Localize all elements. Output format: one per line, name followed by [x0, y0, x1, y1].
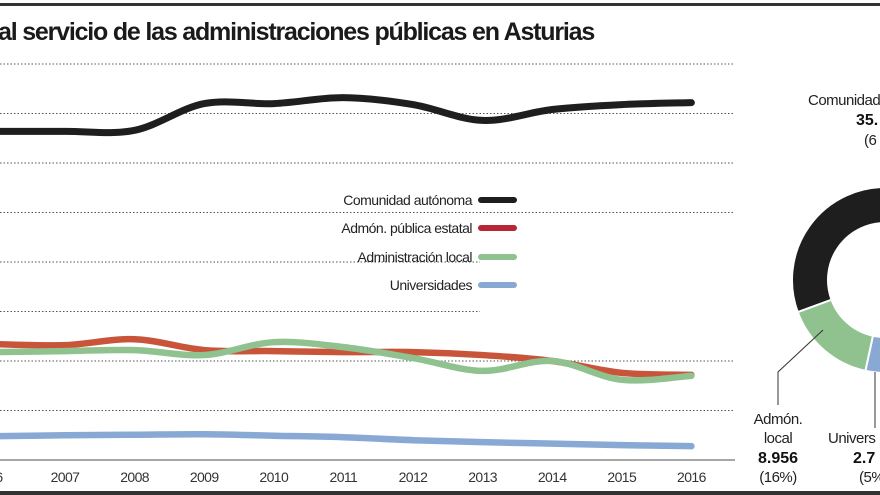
series-line-3: [0, 430, 695, 450]
donut-slice: [796, 298, 875, 373]
x-tick-label: 2011: [330, 469, 359, 485]
x-tick-label: 2015: [607, 469, 637, 485]
legend: Comunidad autónoma Admón. pública estatal…: [341, 192, 517, 293]
x-tick-label: 2016: [677, 469, 707, 485]
donut-labels: Comunidad 35. (6 Admón. local 8.956 (16%…: [754, 92, 880, 486]
bottom-rule: [0, 491, 880, 495]
x-tick-label: 2012: [399, 469, 429, 485]
percent-universidades: (5%: [859, 469, 880, 486]
x-tick-label: 2014: [538, 469, 568, 485]
chart-title: al servicio de las administraciones públ…: [0, 18, 594, 46]
donut-slice: [791, 186, 880, 314]
value-universidades: 2.7: [853, 450, 875, 467]
x-tick-label: 06: [0, 469, 3, 485]
legend-label: Administración local: [358, 249, 473, 265]
top-rule: [0, 3, 880, 6]
legend-label: Admón. pública estatal: [341, 220, 472, 236]
label-local-1: Admón.: [754, 411, 803, 428]
leader-local: [777, 329, 824, 405]
label-local-2: local: [764, 430, 793, 447]
legend-label: Comunidad autónoma: [343, 192, 472, 208]
donut-chart: [791, 186, 880, 374]
series-line-2: [0, 338, 695, 384]
percent-comunidad: (6: [864, 132, 876, 149]
x-tick-label: 2007: [51, 469, 81, 485]
value-local: 8.956: [758, 450, 798, 467]
label-comunidad: Comunidad: [808, 92, 880, 109]
gridlines: [0, 63, 735, 411]
value-comunidad: 35.: [856, 112, 878, 129]
legend-label: Universidades: [390, 277, 473, 293]
label-universidades: Univers: [828, 430, 875, 447]
x-tick-label: 2010: [259, 469, 289, 485]
x-ticks: 06 2007 2008 2009 2010 2011 2012 2013 2014 2015 20…: [0, 469, 707, 485]
x-tick-label: 2009: [190, 469, 220, 485]
x-tick-label: 2013: [468, 469, 498, 485]
percent-local: (16%): [759, 469, 797, 486]
series-lines: [0, 94, 695, 450]
series-line-0: [0, 94, 695, 137]
x-tick-label: 2008: [120, 469, 150, 485]
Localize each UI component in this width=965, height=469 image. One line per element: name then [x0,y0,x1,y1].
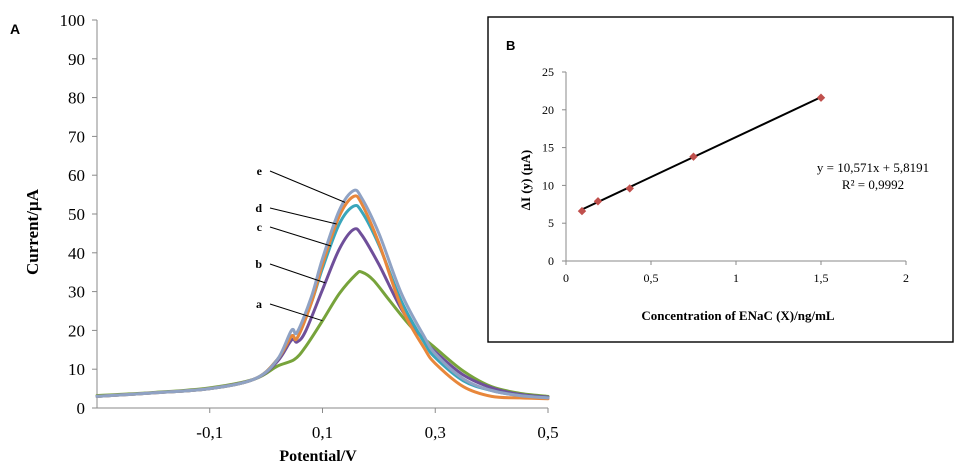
panel-b-y-tick-label: 20 [542,103,554,117]
panel-a-y-ticks: 0 10 20 30 40 50 60 70 80 90 100 [60,11,97,418]
scatter-point [625,184,634,193]
panel-b-points [577,93,826,216]
annotation-label-c: c [257,220,263,234]
annotation-leader-d [269,207,337,225]
panel-a-x-tick-label: 0,3 [425,423,446,442]
panel-a-y-tick-label: 100 [60,11,86,30]
panel-a-y-tick-label: 0 [77,399,86,418]
panel-b-x-tick-label: 1 [733,271,739,285]
panel-b-y-tick-label: 5 [548,216,554,230]
annotation-leader-a [269,303,323,322]
annotation-label-e: e [257,164,263,178]
panel-a-y-tick-label: 30 [68,283,85,302]
annotation-label-d: d [255,201,262,215]
panel-b-x-tick-label: 0 [563,271,569,285]
trend-r-squared: R² = 0,9992 [842,177,904,192]
annotation-leader-e [269,170,346,203]
annotation-leader-b [269,263,326,284]
scatter-point [689,152,698,161]
panel-a-y-tick-label: 50 [68,205,85,224]
panel-b-y-ticks: 0 5 10 15 20 25 [542,65,566,268]
panel-a-y-tick-label: 80 [68,89,85,108]
panel-a-y-tick-label: 10 [68,360,85,379]
panel-a-y-tick-label: 20 [68,321,85,340]
panel-b-y-tick-label: 15 [542,141,554,155]
series-line-e [95,188,550,400]
scatter-point [816,93,826,102]
panel-a-series [95,188,550,401]
panel-b-y-tick-label: 0 [548,254,554,268]
panel-a-y-tick-label: 40 [68,244,85,263]
annotation-label-b: b [255,257,262,271]
panel-b-x-axis-title: Concentration of ENaC (X)/ng/mL [641,308,835,323]
panel-a-x-axis-title: Potential/V [279,448,357,464]
panel-a-y-tick-label: 70 [68,127,85,146]
series-line-c [95,203,550,400]
panel-a-y-tick-label: 90 [68,50,85,69]
panel-a-x-tick-label: 0,5 [537,423,558,442]
panel-b-y-axis-title: ΔI (y) (µA) [518,150,533,210]
panel-b-x-tick-label: 0,5 [644,271,659,285]
panel-b-y-tick-label: 25 [542,65,554,79]
panel-a-annotations: a b cd e [255,164,346,322]
panel-b-x-tick-label: 1,5 [814,271,829,285]
panel-a-y-axis-title: Current/µA [23,188,42,275]
scatter-point [577,206,587,216]
panel-b-trendline [581,96,822,211]
panel-b-y-tick-label: 10 [542,178,554,192]
panel-b-x-ticks: 0 0,5 1 1,5 2 [563,261,909,285]
annotation-leader-c [269,226,332,247]
panel-a-label: A [10,21,20,37]
panel-a-y-tick-label: 60 [68,166,85,185]
panel-a-x-tick-label: 0,1 [312,423,333,442]
scatter-point [593,197,603,206]
panel-a-x-ticks: -0,1 0,1 0,3 0,5 [196,408,559,442]
panel-a-x-tick-label: -0,1 [196,423,223,442]
panel-b-label: B [506,38,515,53]
series-line-d [95,194,550,401]
trend-equation: y = 10,571x + 5,8191 [817,160,929,175]
trendline [581,96,822,211]
annotation-label-a: a [256,297,262,311]
panel-b-x-tick-label: 2 [903,271,909,285]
________________
Directions >>
Could you reproduce every line of the items above character for character, omitting only the picture lines?

Reply >>
Localize all elements. Output format: one per line, name followed by [x0, y0, x1, y1].
series-line-3: [0, 430, 695, 450]
donut-slice: [796, 298, 875, 373]
x-tick-label: 2011: [330, 469, 359, 485]
x-tick-label: 2015: [607, 469, 637, 485]
legend: Comunidad autónoma Admón. pública estatal…: [341, 192, 517, 293]
x-tick-label: 2016: [677, 469, 707, 485]
donut-labels: Comunidad 35. (6 Admón. local 8.956 (16%…: [754, 92, 880, 486]
bottom-rule: [0, 491, 880, 495]
x-tick-label: 2012: [399, 469, 429, 485]
percent-universidades: (5%: [859, 469, 880, 486]
x-tick-label: 2014: [538, 469, 568, 485]
chart-title: al servicio de las administraciones públ…: [0, 18, 594, 46]
donut-slice: [791, 186, 880, 314]
value-universidades: 2.7: [853, 450, 875, 467]
x-tick-label: 06: [0, 469, 3, 485]
legend-label: Administración local: [358, 249, 473, 265]
top-rule: [0, 3, 880, 6]
legend-label: Admón. pública estatal: [341, 220, 472, 236]
label-local-1: Admón.: [754, 411, 803, 428]
leader-local: [777, 329, 824, 405]
label-local-2: local: [764, 430, 793, 447]
legend-label: Comunidad autónoma: [343, 192, 472, 208]
donut-chart: [791, 186, 880, 374]
series-line-2: [0, 338, 695, 384]
percent-comunidad: (6: [864, 132, 876, 149]
x-tick-label: 2007: [51, 469, 81, 485]
value-local: 8.956: [758, 450, 798, 467]
label-comunidad: Comunidad: [808, 92, 880, 109]
gridlines: [0, 63, 735, 411]
value-comunidad: 35.: [856, 112, 878, 129]
legend-label: Universidades: [390, 277, 473, 293]
label-universidades: Univers: [828, 430, 875, 447]
x-tick-label: 2010: [259, 469, 289, 485]
x-ticks: 06 2007 2008 2009 2010 2011 2012 2013 2014 2015 20…: [0, 469, 707, 485]
x-tick-label: 2009: [190, 469, 220, 485]
x-tick-label: 2013: [468, 469, 498, 485]
percent-local: (16%): [759, 469, 797, 486]
series-lines: [0, 94, 695, 450]
series-line-0: [0, 94, 695, 137]
x-tick-label: 2008: [120, 469, 150, 485]
Localize each UI component in this width=965, height=469 image. One line per element: name then [x0,y0,x1,y1].
panel-b-y-tick-label: 20 [542,103,554,117]
panel-a-y-ticks: 0 10 20 30 40 50 60 70 80 90 100 [60,11,97,418]
scatter-point [625,184,634,193]
panel-b-points [577,93,826,216]
annotation-label-c: c [257,220,263,234]
annotation-leader-d [269,207,337,225]
panel-a-x-tick-label: 0,3 [425,423,446,442]
panel-a-y-tick-label: 100 [60,11,86,30]
panel-a-y-tick-label: 0 [77,399,86,418]
panel-b-x-tick-label: 1 [733,271,739,285]
panel-b-y-tick-label: 5 [548,216,554,230]
annotation-leader-a [269,303,323,322]
annotation-label-e: e [257,164,263,178]
panel-a-y-tick-label: 30 [68,283,85,302]
annotation-label-d: d [255,201,262,215]
panel-b-x-tick-label: 0 [563,271,569,285]
trend-r-squared: R² = 0,9992 [842,177,904,192]
annotation-leader-e [269,170,346,203]
annotation-leader-b [269,263,326,284]
scatter-point [689,152,698,161]
panel-a-y-tick-label: 50 [68,205,85,224]
panel-b-y-ticks: 0 5 10 15 20 25 [542,65,566,268]
panel-a-y-tick-label: 80 [68,89,85,108]
panel-a-y-tick-label: 10 [68,360,85,379]
panel-a-y-tick-label: 20 [68,321,85,340]
panel-b-y-tick-label: 15 [542,141,554,155]
series-line-e [95,188,550,400]
scatter-point [816,93,826,102]
panel-a-series [95,188,550,401]
panel-b-y-tick-label: 0 [548,254,554,268]
panel-a-y-tick-label: 40 [68,244,85,263]
annotation-label-b: b [255,257,262,271]
panel-b-x-axis-title: Concentration of ENaC (X)/ng/mL [641,308,835,323]
panel-a-x-axis-title: Potential/V [279,448,357,464]
panel-a-y-tick-label: 70 [68,127,85,146]
series-line-c [95,203,550,400]
panel-a-y-tick-label: 90 [68,50,85,69]
panel-a-x-tick-label: 0,5 [537,423,558,442]
panel-b-y-axis-title: ΔI (y) (µA) [518,150,533,210]
panel-b-x-tick-label: 0,5 [644,271,659,285]
panel-b-y-tick-label: 25 [542,65,554,79]
panel-a-annotations: a b cd e [255,164,346,322]
panel-b-x-tick-label: 1,5 [814,271,829,285]
panel-a-y-axis-title: Current/µA [23,188,42,275]
scatter-point [577,206,587,216]
panel-b-trendline [581,96,822,211]
panel-b-y-tick-label: 10 [542,178,554,192]
panel-b-x-ticks: 0 0,5 1 1,5 2 [563,261,909,285]
annotation-leader-c [269,226,332,247]
panel-a-label: A [10,21,20,37]
panel-a-y-tick-label: 60 [68,166,85,185]
panel-a-x-tick-label: 0,1 [312,423,333,442]
scatter-point [593,197,603,206]
panel-a-x-ticks: -0,1 0,1 0,3 0,5 [196,408,559,442]
panel-a-x-tick-label: -0,1 [196,423,223,442]
panel-b-label: B [506,38,515,53]
series-line-d [95,194,550,401]
trend-equation: y = 10,571x + 5,8191 [817,160,929,175]
trendline [581,96,822,211]
annotation-label-a: a [256,297,262,311]
panel-b-x-tick-label: 2 [903,271,909,285]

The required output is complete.